# EXERCISE INSTRUCTIONS:
Copy the records below exactly as they are written.

Saved entries:
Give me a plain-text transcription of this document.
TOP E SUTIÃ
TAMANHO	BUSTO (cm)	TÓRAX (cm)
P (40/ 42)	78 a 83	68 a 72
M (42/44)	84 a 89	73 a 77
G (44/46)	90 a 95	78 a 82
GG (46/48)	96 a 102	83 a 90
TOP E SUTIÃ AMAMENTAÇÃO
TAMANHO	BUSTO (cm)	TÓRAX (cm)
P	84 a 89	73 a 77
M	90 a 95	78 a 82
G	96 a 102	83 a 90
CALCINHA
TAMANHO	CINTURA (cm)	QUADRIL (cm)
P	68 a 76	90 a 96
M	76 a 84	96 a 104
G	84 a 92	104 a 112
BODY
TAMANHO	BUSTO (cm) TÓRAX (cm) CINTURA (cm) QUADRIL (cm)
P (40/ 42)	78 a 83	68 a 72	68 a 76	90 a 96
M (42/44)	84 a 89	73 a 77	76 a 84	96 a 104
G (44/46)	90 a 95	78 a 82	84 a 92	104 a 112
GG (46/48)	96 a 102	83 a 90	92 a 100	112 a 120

# OUTPUT FOR THIS EXERCISE:
Give me a plain-text transcription of this document.
TOP E SUTIÃ
TAMANHO	BUSTO (cm)	TÓRAX (cm)
P (40/ 42)	78 a 83	68 a 72
M (42/44)	84 a 89	73 a 77
G (44/46)	90 a 95	78 a 82
GG (46/48)	96 a 102	83 a 90
TOP E SUTIÃ AMAMENTAÇÃO
TAMANHO	BUSTO (cm)	TÓRAX (cm)
P	84 a 89	73 a 77
M	90 a 95	78 a 82
G	96 a 102	83 a 90
CALCINHA
TAMANHO	CINTURA (cm)	QUADRIL (cm)
P	68 a 76	90 a 96
M	76 a 84	96 a 104
G	84 a 92	104 a 112
BODY
TAMANHO	BUSTO (cm) TÓRAX (cm) CINTURA (cm) QUADRIL (cm)
P (40/ 42)	78 a 83	68 a 72	68 a 76	90 a 96
M (42/44)	84 a 89	73 a 77	76 a 84	96 a 104
G (44/46)	90 a 95	78 a 82	84 a 92	104 a 112
GG (46/48)	96 a 102	83 a 90	92 a 100	112 a 120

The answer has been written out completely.